++++ SOURCE DATA
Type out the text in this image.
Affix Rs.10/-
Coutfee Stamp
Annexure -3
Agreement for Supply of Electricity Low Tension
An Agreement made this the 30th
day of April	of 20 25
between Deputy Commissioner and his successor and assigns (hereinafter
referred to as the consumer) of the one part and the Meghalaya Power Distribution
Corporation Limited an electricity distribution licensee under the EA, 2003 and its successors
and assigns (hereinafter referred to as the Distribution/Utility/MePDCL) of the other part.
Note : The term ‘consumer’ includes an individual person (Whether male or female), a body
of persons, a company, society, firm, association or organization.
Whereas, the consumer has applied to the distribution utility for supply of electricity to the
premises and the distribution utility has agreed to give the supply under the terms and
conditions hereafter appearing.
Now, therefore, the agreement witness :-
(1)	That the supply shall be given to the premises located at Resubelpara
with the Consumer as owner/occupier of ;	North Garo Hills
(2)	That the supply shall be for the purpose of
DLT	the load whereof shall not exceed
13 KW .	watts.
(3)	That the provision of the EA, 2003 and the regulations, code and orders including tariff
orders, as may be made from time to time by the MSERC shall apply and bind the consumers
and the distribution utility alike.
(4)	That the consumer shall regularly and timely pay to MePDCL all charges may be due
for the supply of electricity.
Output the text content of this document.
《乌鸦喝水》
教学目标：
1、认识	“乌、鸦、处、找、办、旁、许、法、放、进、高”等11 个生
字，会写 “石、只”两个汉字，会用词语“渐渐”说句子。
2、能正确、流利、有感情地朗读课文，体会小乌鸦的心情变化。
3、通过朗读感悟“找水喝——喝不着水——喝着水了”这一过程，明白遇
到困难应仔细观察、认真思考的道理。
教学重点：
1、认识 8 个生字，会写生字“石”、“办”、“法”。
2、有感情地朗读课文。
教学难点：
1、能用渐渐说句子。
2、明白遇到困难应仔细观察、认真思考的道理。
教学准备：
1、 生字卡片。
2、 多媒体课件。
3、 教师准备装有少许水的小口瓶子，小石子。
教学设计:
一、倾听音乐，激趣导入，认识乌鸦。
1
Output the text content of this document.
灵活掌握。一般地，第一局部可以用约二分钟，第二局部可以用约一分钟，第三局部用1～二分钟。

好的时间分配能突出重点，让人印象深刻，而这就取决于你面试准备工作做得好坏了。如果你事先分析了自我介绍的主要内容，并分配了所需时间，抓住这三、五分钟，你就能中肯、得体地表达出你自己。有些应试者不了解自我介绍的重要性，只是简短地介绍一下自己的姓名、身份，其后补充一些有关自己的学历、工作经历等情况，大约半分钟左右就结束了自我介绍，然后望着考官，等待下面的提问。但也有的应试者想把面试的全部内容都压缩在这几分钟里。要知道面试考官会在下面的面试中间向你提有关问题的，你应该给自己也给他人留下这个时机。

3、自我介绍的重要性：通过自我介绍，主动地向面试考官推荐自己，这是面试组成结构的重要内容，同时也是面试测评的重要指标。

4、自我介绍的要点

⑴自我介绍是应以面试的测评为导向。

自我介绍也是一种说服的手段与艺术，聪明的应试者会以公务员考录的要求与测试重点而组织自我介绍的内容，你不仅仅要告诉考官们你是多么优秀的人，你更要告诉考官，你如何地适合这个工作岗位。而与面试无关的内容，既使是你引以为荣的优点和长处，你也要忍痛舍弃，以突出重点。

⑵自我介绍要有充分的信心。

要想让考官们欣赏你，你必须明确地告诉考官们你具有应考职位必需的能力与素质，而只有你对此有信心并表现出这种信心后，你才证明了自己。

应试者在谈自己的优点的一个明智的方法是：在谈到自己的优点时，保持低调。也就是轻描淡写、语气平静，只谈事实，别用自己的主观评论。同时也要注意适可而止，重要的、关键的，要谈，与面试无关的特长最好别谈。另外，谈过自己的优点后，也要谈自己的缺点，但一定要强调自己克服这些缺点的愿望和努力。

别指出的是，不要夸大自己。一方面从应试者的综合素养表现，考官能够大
++++++++
[AIM]: Without changing a word, restate the whole listing.

[FINISHED EXERCISE]:
Type out the text in this image.
Affix Rs.10/-
Coutfee Stamp
Annexure -3
Agreement for Supply of Electricity Low Tension
An Agreement made this the 30th
day of April	of 20 25
between Deputy Commissioner and his successor and assigns (hereinafter
referred to as the consumer) of the one part and the Meghalaya Power Distribution
Corporation Limited an electricity distribution licensee under the EA, 2003 and its successors
and assigns (hereinafter referred to as the Distribution/Utility/MePDCL) of the other part.
Note : The term ‘consumer’ includes an individual person (Whether male or female), a body
of persons, a company, society, firm, association or organization.
Whereas, the consumer has applied to the distribution utility for supply of electricity to the
premises and the distribution utility has agreed to give the supply under the terms and
conditions hereafter appearing.
Now, therefore, the agreement witness :-
(1)	That the supply shall be given to the premises located at Resubelpara
with the Consumer as owner/occupier of ;	North Garo Hills
(2)	That the supply shall be for the purpose of
DLT	the load whereof shall not exceed
13 KW .	watts.
(3)	That the provision of the EA, 2003 and the regulations, code and orders including tariff
orders, as may be made from time to time by the MSERC shall apply and bind the consumers
and the distribution utility alike.
(4)	That the consumer shall regularly and timely pay to MePDCL all charges may be due
for the supply of electricity.
Output the text content of this document.
《乌鸦喝水》
教学目标：
1、认识	“乌、鸦、处、找、办、旁、许、法、放、进、高”等11 个生
字，会写 “石、只”两个汉字，会用词语“渐渐”说句子。
2、能正确、流利、有感情地朗读课文，体会小乌鸦的心情变化。
3、通过朗读感悟“找水喝——喝不着水——喝着水了”这一过程，明白遇
到困难应仔细观察、认真思考的道理。
教学重点：
1、认识 8 个生字，会写生字“石”、“办”、“法”。
2、有感情地朗读课文。
教学难点：
1、能用渐渐说句子。
2、明白遇到困难应仔细观察、认真思考的道理。
教学准备：
1、 生字卡片。
2、 多媒体课件。
3、 教师准备装有少许水的小口瓶子，小石子。
教学设计:
一、倾听音乐，激趣导入，认识乌鸦。
1
Output the text content of this document.
灵活掌握。一般地，第一局部可以用约二分钟，第二局部可以用约一分钟，第三局部用1～二分钟。

好的时间分配能突出重点，让人印象深刻，而这就取决于你面试准备工作做得好坏了。如果你事先分析了自我介绍的主要内容，并分配了所需时间，抓住这三、五分钟，你就能中肯、得体地表达出你自己。有些应试者不了解自我介绍的重要性，只是简短地介绍一下自己的姓名、身份，其后补充一些有关自己的学历、工作经历等情况，大约半分钟左右就结束了自我介绍，然后望着考官，等待下面的提问。但也有的应试者想把面试的全部内容都压缩在这几分钟里。要知道面试考官会在下面的面试中间向你提有关问题的，你应该给自己也给他人留下这个时机。

3、自我介绍的重要性：通过自我介绍，主动地向面试考官推荐自己，这是面试组成结构的重要内容，同时也是面试测评的重要指标。

4、自我介绍的要点

⑴自我介绍是应以面试的测评为导向。

自我介绍也是一种说服的手段与艺术，聪明的应试者会以公务员考录的要求与测试重点而组织自我介绍的内容，你不仅仅要告诉考官们你是多么优秀的人，你更要告诉考官，你如何地适合这个工作岗位。而与面试无关的内容，既使是你引以为荣的优点和长处，你也要忍痛舍弃，以突出重点。

⑵自我介绍要有充分的信心。

要想让考官们欣赏你，你必须明确地告诉考官们你具有应考职位必需的能力与素质，而只有你对此有信心并表现出这种信心后，你才证明了自己。

应试者在谈自己的优点的一个明智的方法是：在谈到自己的优点时，保持低调。也就是轻描淡写、语气平静，只谈事实，别用自己的主观评论。同时也要注意适可而止，重要的、关键的，要谈，与面试无关的特长最好别谈。另外，谈过自己的优点后，也要谈自己的缺点，但一定要强调自己克服这些缺点的愿望和努力。

别指出的是，不要夸大自己。一方面从应试者的综合素养表现，考官能够大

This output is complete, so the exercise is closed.